Major new report says Windrush generation faced "appalling injustice" and have been denied their rights

By EIN
Date of Publication:
03 July 2018

The House of Commons Home Affairs Committee today released an important new report following its inquiry into the Windrush scandal.

You can read the 57-page report here.

In strong language, the Home Affairs Committee said the treatment of the Windrush generation and their descendants had been appalling and demonstrated the need for root and branch reform to the Home Office's culture, policy and approach to immigration.

The report stated: "Specifically, we found that the Windrush generation was caught up by a series of different policy, cultural and organisational changes in the Home Office. These include the removal of Home Office caseworker discretion, the use of targets, restrictions on independent checks and appeals, stronger controls at the border and a raft of laws collectively known as the 'hostile' or, more recently, the 'compliant' environment.

"Within the Home Office a policy shift towards an increasingly rigid, rules-based culture had led to an environment in which people wishing to document their status appear to have been automatically treated with suspicion and scepticism. They had been made to follow processes that appear designed to set them up to fail, while at the same time vital avenues for support such as legal aid and the right of appeal had been removed. We welcome the Home Secretary's pledge that this culture will change and we will monitor the work of UK Visas and Immigration to ensure his words are followed through with action.

"Outside the Home Office, members of the Windrush generation had become caught by policies designed for those in the country unlawfully. There is little evidence that the Home Office has checked the effectiveness of these policies despite clear warning signs and evidence of mistakes being made. We call for essential checks and balances in the system to be reinstated, and for the whole suite of hostile environment measures to be subject to an evaluation, in terms of their efficacy, fairness, impact (including both intended and unintended consequences) and value-for-money."

Yvette Cooper MP said time and again the Home Affairs Committee inquiry heard evidence of a culture of disbelief that has developed in the Home Office in recent years, leaving people feeling they were being set up to fail.

Cooper said the Home Office needs to learn lessons and instigate major reforms or else the "appalling injustice" faced by the Windrush generation will happen all over again to others in future.

"Decision-making needs to be overhauled, proper appeals, checks and safeguards need to be reinstated, the net migration target which creates perverse incentives should go, and the Committee questions whether the hostile, or compliant, environment should continue in anything like its present form. The new Home Secretary has a great deal of work to do before the UK has a humane and fair immigration system. The Windrush generation, who have contributed so much to Britain, have been badly let down. The Home Office has a responsibility to make sure nothing like this can ever happen again," Cooper said.

Amongst the report's recommendations, the Home Affairs Committee called for the reintroduction of appeal rights, stating: "We have previously noted that around half of immigration appeals are successful. This provides us with little confidence in the accuracy of current Home Office decision-making. It is therefore unacceptable that decisions on Windrush cases do not attract a right of appeal. We recommend that the right of appeal be reintroduced to all immigration routes. The reintroduction of appeal rights should be accompanied by the restoration of legal aid arrangements for immigration matters in order to allow those with complex cases the access to legal advice they need."

In response to the report, a Home Office spokesperson was quoted by BBC News as saying: "A lessons learned review, which will have independent oversight, will help ensure that we have a clear picture of what went wrong and how we should take this forward.

"But in the meantime we are already reviewing existing safeguards to ensure that those who are here lawfully are not inadvertently disadvantaged by measures put in place to tackle illegal migration."

*-*-*

WHAT YOU ARE ASKED TO DO:
Please list every Home Office change that, according to the report quoted in the Windrush article above, caught up the Windrush generation.

RECORD EXTRACTS:
*-*-*

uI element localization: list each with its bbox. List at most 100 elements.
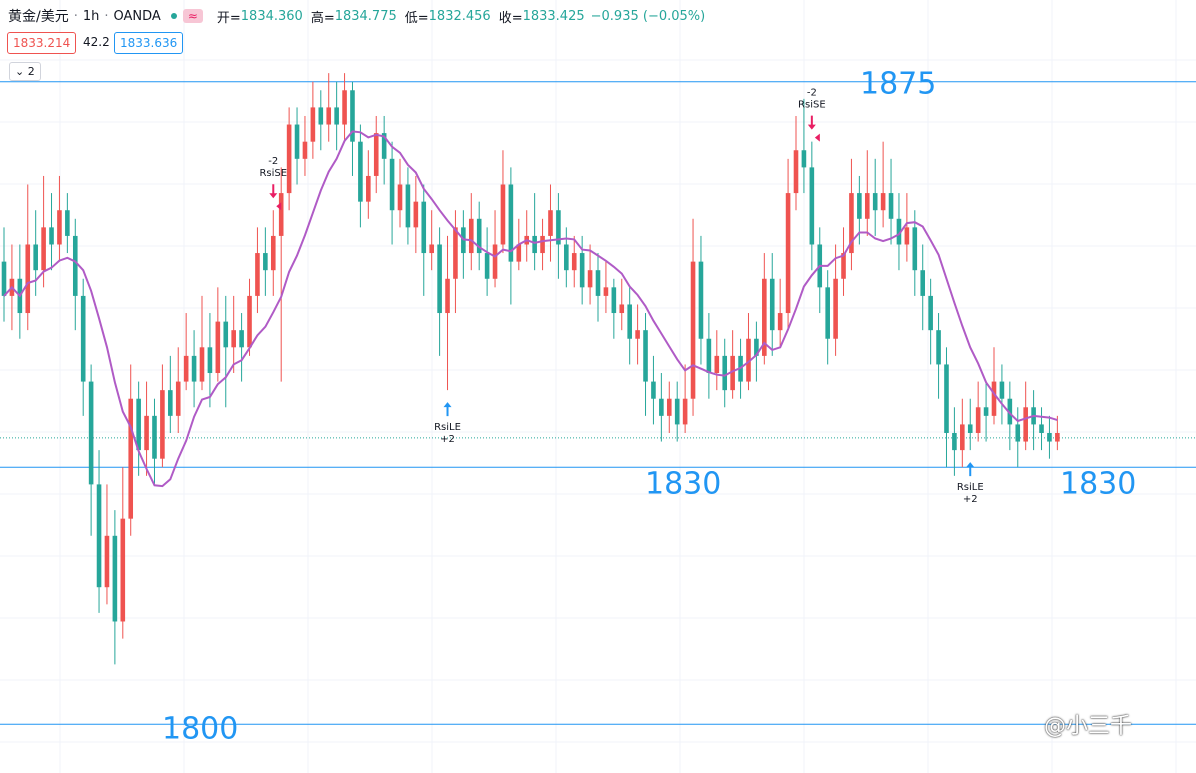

*-*-*

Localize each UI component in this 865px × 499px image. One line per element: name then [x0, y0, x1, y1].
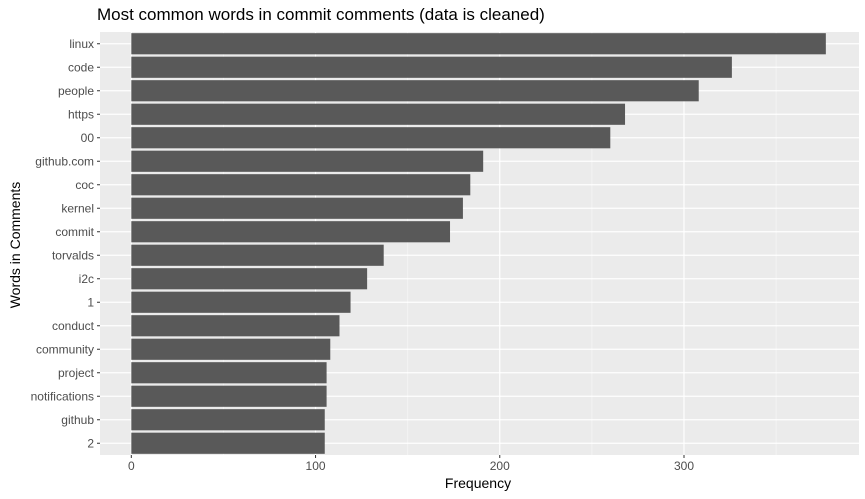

*-*-*

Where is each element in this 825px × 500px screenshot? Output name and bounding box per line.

*-*-*

EXERCISE RESPONSE:
- The removal of Home Office caseworker discretion
- The use of targets
- Restrictions on independent checks and appeals
- Stronger controls at the border
- A raft of laws collectively known as the "hostile" or, more recently, the "compliant" environment